Dataset records:

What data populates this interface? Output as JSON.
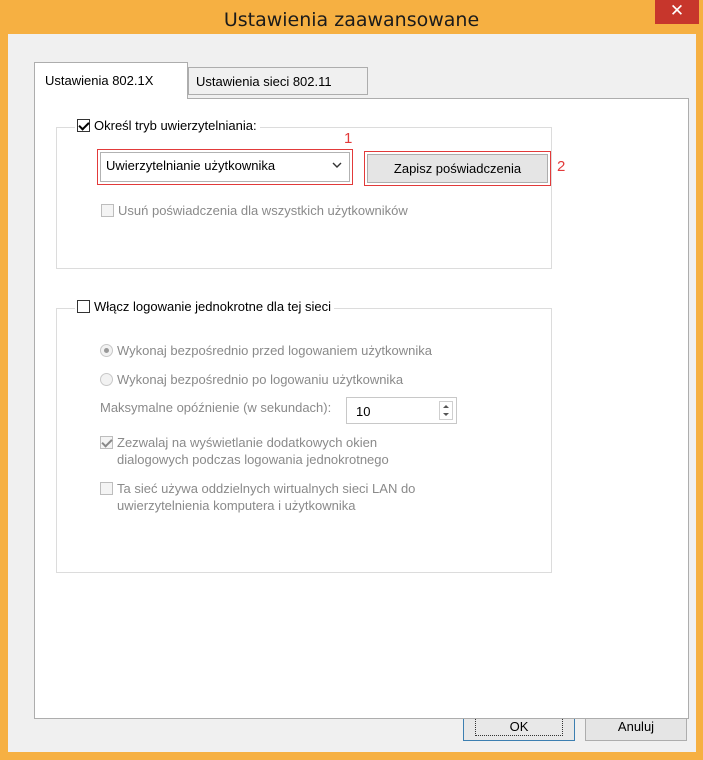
{
  "window": {
    "title": "Ustawienia zaawansowane",
    "close_label": "✕"
  },
  "tabs": [
    {
      "label": "Ustawienia 802.1X",
      "active": true
    },
    {
      "label": "Ustawienia sieci 802.11",
      "active": false
    }
  ],
  "auth_group": {
    "checkbox_label": "Określ tryb uwierzytelniania:",
    "checked": true,
    "mode_selected": "Uwierzytelnianie użytkownika",
    "save_credentials_label": "Zapisz poświadczenia",
    "delete_credentials_label": "Usuń poświadczenia dla wszystkich użytkowników",
    "marker_1": "1",
    "marker_2": "2"
  },
  "sso_group": {
    "checkbox_label": "Włącz logowanie jednokrotne dla tej sieci",
    "checked": false,
    "radio_before": "Wykonaj bezpośrednio przed logowaniem użytkownika",
    "radio_after": "Wykonaj bezpośrednio po logowaniu użytkownika",
    "delay_label": "Maksymalne opóźnienie (w sekundach):",
    "delay_value": "10",
    "allow_dialogs_line1": "Zezwalaj na wyświetlanie dodatkowych okien",
    "allow_dialogs_line2": "dialogowych podczas logowania jednokrotnego",
    "vlan_line1": "Ta sieć używa oddzielnych wirtualnych sieci LAN do",
    "vlan_line2": "uwierzytelnienia komputera i użytkownika"
  },
  "footer": {
    "ok_label": "OK",
    "cancel_label": "Anuluj"
  },
  "colors": {
    "title_bar": "#f6b042",
    "close_button": "#c7362c",
    "annotation": "#e23a3a"
  }
}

WORK INSTRUCTIONS: In how many lines of the data does the string "Ustawienia" appear? Give only the number.

ANSWER: 3